Challenge.
Copy each line below that contains "JSON".
+ + +
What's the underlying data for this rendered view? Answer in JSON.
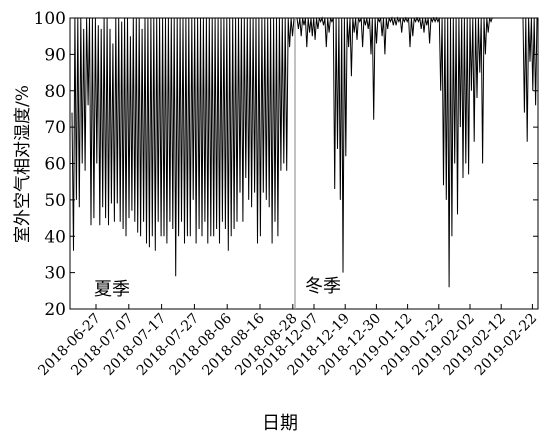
{
  "chart_data": {
    "type": "line",
    "title": "",
    "ylabel": "室外空气相对湿度/%",
    "xlabel": "日期",
    "ylim": [
      20,
      100
    ],
    "yticks": [
      20,
      30,
      40,
      50,
      60,
      70,
      80,
      90,
      100
    ],
    "grid": false,
    "legend": "none",
    "season_labels": [
      "夏季",
      "冬季"
    ],
    "periods": [
      {
        "name": "夏季",
        "ticks": [
          "2018-06-27",
          "2018-07-07",
          "2018-07-17",
          "2018-07-27",
          "2018-08-06",
          "2018-08-16",
          "2018-08-28"
        ],
        "daily_max": [
          74,
          100,
          100,
          100,
          97,
          100,
          100,
          100,
          100,
          98,
          97,
          100,
          100,
          97,
          93,
          100,
          100,
          99,
          100,
          100,
          95,
          100,
          100,
          100,
          97,
          100,
          100,
          100,
          100,
          100,
          100,
          100,
          100,
          100,
          100,
          100,
          100,
          100,
          100,
          100,
          100,
          100,
          100,
          100,
          100,
          100,
          100,
          100,
          100,
          100,
          100,
          100,
          100,
          100,
          100,
          100,
          100,
          100,
          100,
          100,
          100,
          100,
          100,
          100,
          100,
          100,
          100,
          100,
          100,
          100,
          100,
          100,
          100,
          100,
          100,
          100
        ],
        "daily_min": [
          36,
          50,
          48,
          60,
          58,
          76,
          43,
          45,
          60,
          43,
          48,
          45,
          43,
          49,
          44,
          49,
          44,
          42,
          40,
          45,
          47,
          44,
          41,
          40,
          44,
          38,
          37,
          40,
          36,
          44,
          40,
          40,
          38,
          44,
          42,
          29,
          40,
          44,
          38,
          40,
          40,
          50,
          38,
          42,
          40,
          44,
          38,
          40,
          40,
          42,
          38,
          44,
          42,
          36,
          40,
          42,
          44,
          52,
          44,
          56,
          50,
          48,
          52,
          38,
          40,
          52,
          50,
          48,
          38,
          44,
          40,
          58,
          60,
          58,
          92,
          95
        ]
      },
      {
        "name": "冬季",
        "ticks": [
          "2018-12-07",
          "2018-12-19",
          "2018-12-30",
          "2019-01-12",
          "2019-01-22",
          "2019-02-02",
          "2019-02-12",
          "2019-02-22"
        ],
        "daily_max": [
          100,
          100,
          100,
          100,
          100,
          100,
          100,
          100,
          100,
          100,
          100,
          100,
          100,
          100,
          100,
          100,
          100,
          100,
          100,
          100,
          100,
          100,
          100,
          100,
          100,
          100,
          100,
          100,
          100,
          100,
          100,
          100,
          100,
          100,
          100,
          100,
          100,
          100,
          100,
          100,
          100,
          100,
          100,
          100,
          100,
          100,
          100,
          100,
          100,
          100,
          100,
          100,
          100,
          100,
          100,
          100,
          100,
          100,
          100,
          100,
          100,
          100,
          100,
          100,
          100,
          100,
          100,
          100,
          100,
          100,
          100,
          100,
          100,
          100,
          100,
          100,
          100,
          100,
          100,
          100,
          100,
          100,
          100,
          100,
          100,
          100
        ],
        "daily_min": [
          97,
          95,
          98,
          92,
          96,
          95,
          94,
          97,
          99,
          98,
          92,
          96,
          99,
          53,
          64,
          50,
          30,
          62,
          92,
          84,
          96,
          94,
          99,
          92,
          98,
          97,
          90,
          72,
          93,
          99,
          95,
          90,
          97,
          99,
          98,
          98,
          99,
          96,
          99,
          99,
          92,
          95,
          99,
          99,
          97,
          96,
          98,
          93,
          99,
          99,
          99,
          80,
          54,
          50,
          26,
          40,
          60,
          46,
          70,
          56,
          60,
          57,
          80,
          66,
          78,
          85,
          60,
          90,
          96,
          99,
          100,
          100,
          100,
          100,
          100,
          100,
          100,
          100,
          100,
          100,
          100,
          74,
          66,
          88,
          80,
          76
        ]
      }
    ]
  }
}
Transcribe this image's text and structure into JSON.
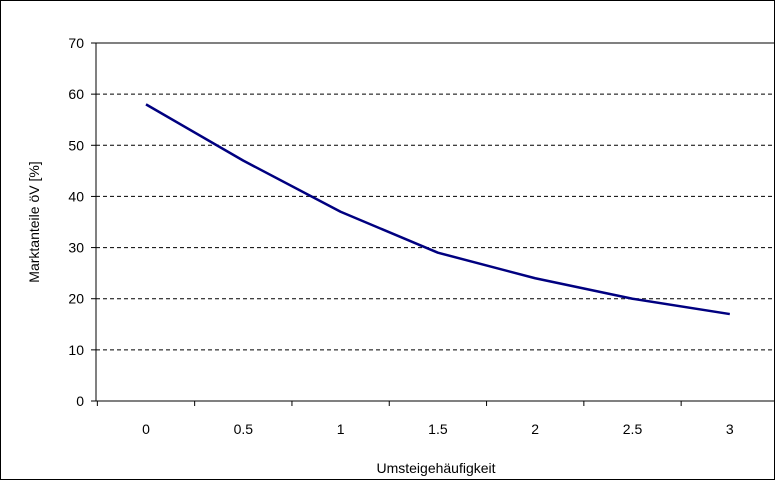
+ + +
Finished task.
What's the underlying data for this rendered view? Answer in JSON.
Transcribe this image's text and structure into JSON.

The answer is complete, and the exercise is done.